Stored entries =>
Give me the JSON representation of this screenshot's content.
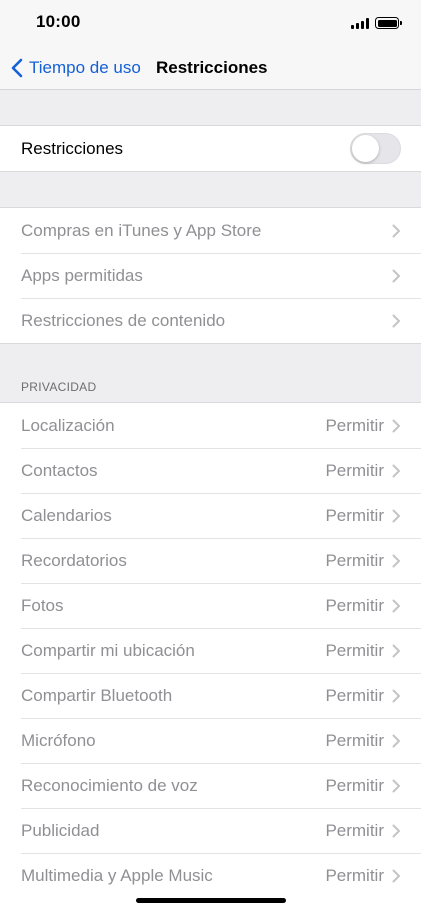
{
  "status_bar": {
    "time": "10:00"
  },
  "nav": {
    "back_label": "Tiempo de uso",
    "title": "Restricciones"
  },
  "restrictions_toggle": {
    "label": "Restricciones",
    "state": "off"
  },
  "store_group": [
    {
      "label": "Compras en iTunes y App Store"
    },
    {
      "label": "Apps permitidas"
    },
    {
      "label": "Restricciones de contenido"
    }
  ],
  "privacy": {
    "header": "PRIVACIDAD",
    "items": [
      {
        "label": "Localización",
        "value": "Permitir"
      },
      {
        "label": "Contactos",
        "value": "Permitir"
      },
      {
        "label": "Calendarios",
        "value": "Permitir"
      },
      {
        "label": "Recordatorios",
        "value": "Permitir"
      },
      {
        "label": "Fotos",
        "value": "Permitir"
      },
      {
        "label": "Compartir mi ubicación",
        "value": "Permitir"
      },
      {
        "label": "Compartir Bluetooth",
        "value": "Permitir"
      },
      {
        "label": "Micrófono",
        "value": "Permitir"
      },
      {
        "label": "Reconocimiento de voz",
        "value": "Permitir"
      },
      {
        "label": "Publicidad",
        "value": "Permitir"
      },
      {
        "label": "Multimedia y Apple Music",
        "value": "Permitir"
      }
    ]
  },
  "colors": {
    "accent": "#1460d6",
    "disabled_text": "#909094",
    "background": "#eeeef1"
  }
}
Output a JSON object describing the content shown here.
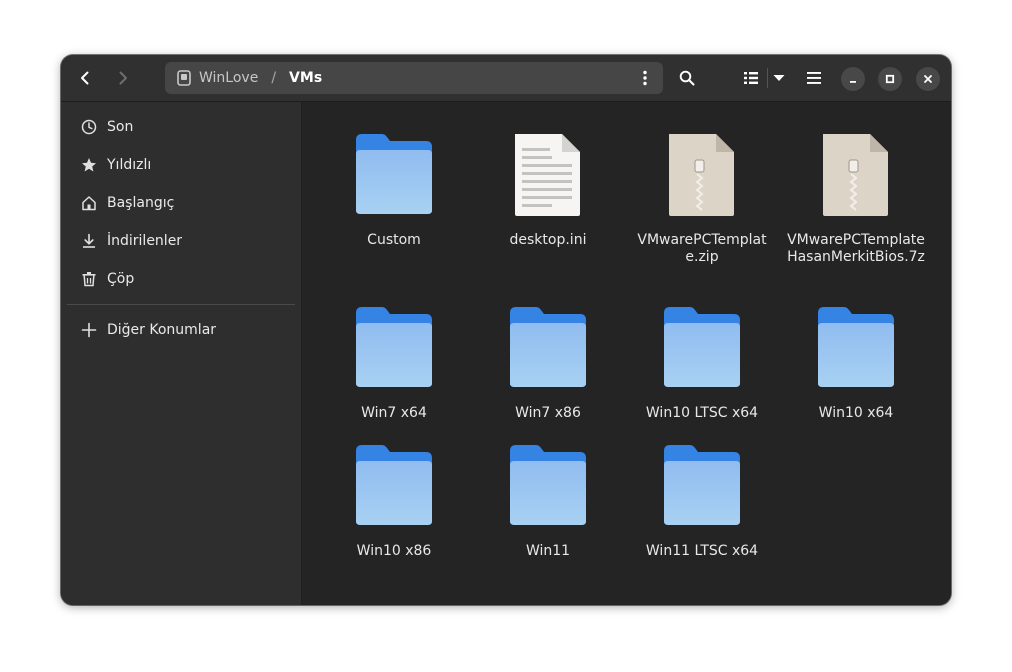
{
  "headerbar": {
    "back_icon": "go-back-icon",
    "forward_icon": "go-forward-icon",
    "path": {
      "root": "WinLove",
      "separator": "/",
      "current": "VMs"
    },
    "search_icon": "search-icon",
    "view_icon": "list-view-icon",
    "menu_icon": "hamburger-menu-icon"
  },
  "sidebar": {
    "items": [
      {
        "label": "Son",
        "icon": "clock-icon"
      },
      {
        "label": "Yıldızlı",
        "icon": "star-icon"
      },
      {
        "label": "Başlangıç",
        "icon": "home-icon"
      },
      {
        "label": "İndirilenler",
        "icon": "download-icon"
      },
      {
        "label": "Çöp",
        "icon": "trash-icon"
      }
    ],
    "other": {
      "label": "Diğer Konumlar",
      "icon": "plus-icon"
    }
  },
  "files": [
    {
      "name": "Custom",
      "type": "folder"
    },
    {
      "name": "desktop.ini",
      "type": "text"
    },
    {
      "name": "VMwarePCTemplate.zip",
      "type": "archive"
    },
    {
      "name": "VMwarePCTemplateHasanMerkitBios.7z",
      "type": "archive"
    },
    {
      "name": "Win7 x64",
      "type": "folder"
    },
    {
      "name": "Win7 x86",
      "type": "folder"
    },
    {
      "name": "Win10 LTSC x64",
      "type": "folder"
    },
    {
      "name": "Win10 x64",
      "type": "folder"
    },
    {
      "name": "Win10 x86",
      "type": "folder"
    },
    {
      "name": "Win11",
      "type": "folder"
    },
    {
      "name": "Win11 LTSC x64",
      "type": "folder"
    }
  ],
  "colors": {
    "folder_back": "#3584e4",
    "folder_front_top": "#99c1f1",
    "folder_front_bottom": "#a9cdf2",
    "archive": "#d9cfc2"
  }
}
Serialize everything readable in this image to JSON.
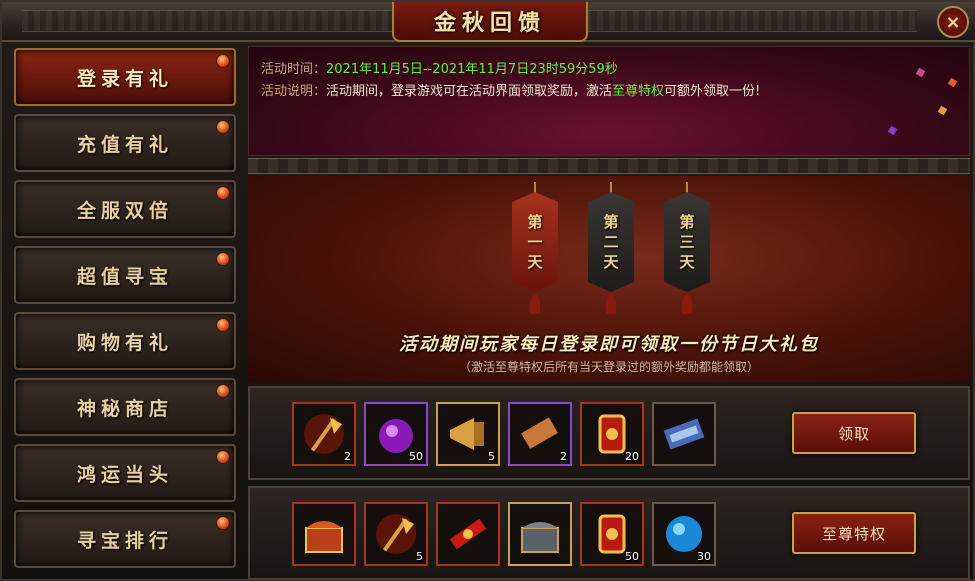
{
  "window": {
    "title": "金秋回馈",
    "close_icon": "×"
  },
  "sidebar": {
    "items": [
      {
        "label": "登录有礼",
        "active": true
      },
      {
        "label": "充值有礼"
      },
      {
        "label": "全服双倍"
      },
      {
        "label": "超值寻宝"
      },
      {
        "label": "购物有礼"
      },
      {
        "label": "神秘商店"
      },
      {
        "label": "鸿运当头"
      },
      {
        "label": "寻宝排行"
      }
    ]
  },
  "info": {
    "time_label": "活动时间：",
    "time_value": "2021年11月5日--2021年11月7日23时59分59秒",
    "desc_label": "活动说明：",
    "desc_prefix": "活动期间，登录游戏可在活动界面领取奖励，激活",
    "desc_highlight": "至尊特权",
    "desc_suffix": "可额外领取一份!"
  },
  "days": [
    {
      "chars": [
        "第",
        "一",
        "天"
      ],
      "state": "active"
    },
    {
      "chars": [
        "第",
        "二",
        "天"
      ],
      "state": "inactive"
    },
    {
      "chars": [
        "第",
        "三",
        "天"
      ],
      "state": "inactive"
    }
  ],
  "stage": {
    "headline": "活动期间玩家每日登录即可领取一份节日大礼包",
    "subline": "（激活至尊特权后所有当天登录过的额外奖励都能领取）"
  },
  "rewards_basic": {
    "items": [
      {
        "icon": "golden-axe-icon",
        "count": "2"
      },
      {
        "icon": "purple-orb-icon",
        "count": "50"
      },
      {
        "icon": "horn-icon",
        "count": "5"
      },
      {
        "icon": "scroll-icon",
        "count": "2"
      },
      {
        "icon": "red-token-icon",
        "count": "20"
      },
      {
        "icon": "blue-scroll-icon",
        "count": ""
      }
    ],
    "button": "领取"
  },
  "rewards_premium": {
    "items": [
      {
        "icon": "treasure-chest-red-icon",
        "count": ""
      },
      {
        "icon": "golden-axe-icon",
        "count": "5"
      },
      {
        "icon": "red-scroll-icon",
        "count": ""
      },
      {
        "icon": "silver-chest-icon",
        "count": ""
      },
      {
        "icon": "red-token-icon",
        "count": "50"
      },
      {
        "icon": "blue-gem-icon",
        "count": "30"
      }
    ],
    "button": "至尊特权"
  },
  "colors": {
    "accent_green": "#5ef04a",
    "gold": "#f0d48a",
    "frame_red": "#8a2214"
  }
}
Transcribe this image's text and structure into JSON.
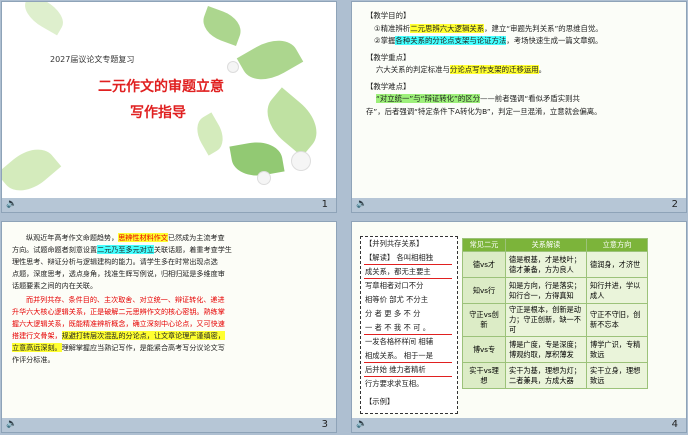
{
  "slides": [
    {
      "number": "1",
      "subtitle": "2027届议论文专题复习",
      "title_line1": "二元作文的审题立意",
      "title_line2": "写作指导"
    },
    {
      "number": "2",
      "sections": {
        "goal_head": "【教学目的】",
        "goal_1a": "①精准辨析",
        "goal_1b": "二元思辨六大逻辑关系",
        "goal_1c": "，建立“审题先判关系”的思维自觉。",
        "goal_2a": "②掌握",
        "goal_2b": "各种关系的分论点支架与论证方法",
        "goal_2c": "，考场快速生成一篇文章纲。",
        "key_head": "【教学重点】",
        "key_1a": "六大关系的判定标准与",
        "key_1b": "分论点写作支架的迁移运用",
        "key_1c": "。",
        "diff_head": "【教学难点】",
        "diff_1a": "“对立统一”与“辩证转化”的区分",
        "diff_1b": "——前者强调“看似矛盾实则共",
        "diff_2": "存”，后者强调“特定条件下A转化为B”，判定一旦混淆，立意就会偏离。"
      }
    },
    {
      "number": "3",
      "p1_1": "纵观近年高考作文命题趋势，",
      "p1_1hl": "思辨性材料作文",
      "p1_1b": "已然成为主流考查",
      "p1_2a": "方向。试题命题者刻意设置",
      "p1_2hl": "二元乃至多元对立",
      "p1_2b": "关联话题，着重考查学生",
      "p1_3": "理性思考、辩证分析与逻辑建构的能力。请学生多在时常出现点选",
      "p1_4": "点题，深度思考，透点身角，找准生辉写例说，归相归延是多维度审",
      "p1_5": "话题要素之间的内在关联。",
      "p2_1": "而并列共存、条件目的、主次取舍、对立统一、辩证转化、递进",
      "p2_2": "升华六大核心逻辑关系，正是破解二元思辨作文的核心密钥。熟练掌",
      "p2_3": "握六大逻辑关系，既能精准辨析概念，确立深刻中心论点，又可快速",
      "p2_4a": "搭建行文骨架，",
      "p2_4b": "规避打转层次混乱的分论点，让文章论理严谨缜密，",
      "p2_5a": "立意高远深刻。",
      "p2_5b": "理解掌握应当熟记写作，是能紧合高考写分议论文写",
      "p2_6": "作评分标准。"
    },
    {
      "number": "4",
      "box_title": "【并列共存关系】",
      "box_lines": [
        "【解读】 各叫相相独",
        "成关系，都无主要主",
        "写章相者对口不分",
        "相等价  部尤  不分主",
        "分  者  更  多  不  分",
        "一  者  不  我  不  可  。",
        "一发各格杯样间  相辅",
        "相成关系。   相于一是",
        "后并始  维力者精析",
        "行方要求求互相。"
      ],
      "box_example": "【示例】",
      "table": {
        "headers": [
          "常见二元",
          "关系解读",
          "立意方向"
        ],
        "rows": [
          [
            "德vs才",
            "德是根基，才是枝叶；德才兼备，方为良人",
            "德润身，才济世"
          ],
          [
            "知vs行",
            "知是方向，行是落实；知行合一，方得真知",
            "知行并进，学以成人"
          ],
          [
            "守正vs创新",
            "守正是根本，创新是动力；守正创新，缺一不可",
            "守正不守旧，创新不忘本"
          ],
          [
            "博vs专",
            "博是广度，专是深度；博观约取，厚积薄发",
            "博学广识，专精致远"
          ],
          [
            "实干vs理想",
            "实干为基，理想为灯；二者兼具，方成大器",
            "实干立身，理想致远"
          ]
        ]
      }
    }
  ],
  "colors": {
    "title_red": "#e02020",
    "highlight_yellow": "#ffff30",
    "highlight_green": "#9df07a",
    "table_header": "#7cb43a"
  },
  "icons": {
    "sound": "speaker-icon"
  }
}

PROMPT =>
Each line that has the word "辩证转化" should be copied.

TASK RESULT =>
        "diff_1a": "“对立统一”与“辩证转化”的区分",
      "p2_1": "而并列共存、条件目的、主次取舍、对立统一、辩证转化、递进",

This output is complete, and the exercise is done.